# start of LISTING
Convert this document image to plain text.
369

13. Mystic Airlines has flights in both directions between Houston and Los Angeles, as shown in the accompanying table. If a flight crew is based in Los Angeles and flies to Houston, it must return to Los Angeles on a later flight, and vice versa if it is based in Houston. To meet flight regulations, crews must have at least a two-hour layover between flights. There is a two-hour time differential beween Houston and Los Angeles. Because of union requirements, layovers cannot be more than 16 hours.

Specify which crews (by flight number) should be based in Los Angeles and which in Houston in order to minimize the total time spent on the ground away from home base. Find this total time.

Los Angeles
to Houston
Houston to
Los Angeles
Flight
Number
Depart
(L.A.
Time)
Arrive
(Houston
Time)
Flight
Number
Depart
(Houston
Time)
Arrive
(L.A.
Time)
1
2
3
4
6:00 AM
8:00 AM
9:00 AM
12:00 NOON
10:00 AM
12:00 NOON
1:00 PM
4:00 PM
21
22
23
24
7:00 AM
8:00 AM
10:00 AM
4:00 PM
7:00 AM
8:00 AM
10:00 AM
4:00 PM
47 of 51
# end of LISTING
Each line must be given again exactly as written above.

Convert this document image to plain text.
369

13. Mystic Airlines has flights in both directions between Houston and Los Angeles, as shown in the accompanying table. If a flight crew is based in Los Angeles and flies to Houston, it must return to Los Angeles on a later flight, and vice versa if it is based in Houston. To meet flight regulations, crews must have at least a two-hour layover between flights. There is a two-hour time differential beween Houston and Los Angeles. Because of union requirements, layovers cannot be more than 16 hours.

Specify which crews (by flight number) should be based in Los Angeles and which in Houston in order to minimize the total time spent on the ground away from home base. Find this total time.

Los Angeles
to Houston
Houston to
Los Angeles
Flight
Number
Depart
(L.A.
Time)
Arrive
(Houston
Time)
Flight
Number
Depart
(Houston
Time)
Arrive
(L.A.
Time)
1
2
3
4
6:00 AM
8:00 AM
9:00 AM
12:00 NOON
10:00 AM
12:00 NOON
1:00 PM
4:00 PM
21
22
23
24
7:00 AM
8:00 AM
10:00 AM
4:00 PM
7:00 AM
8:00 AM
10:00 AM
4:00 PM
47 of 51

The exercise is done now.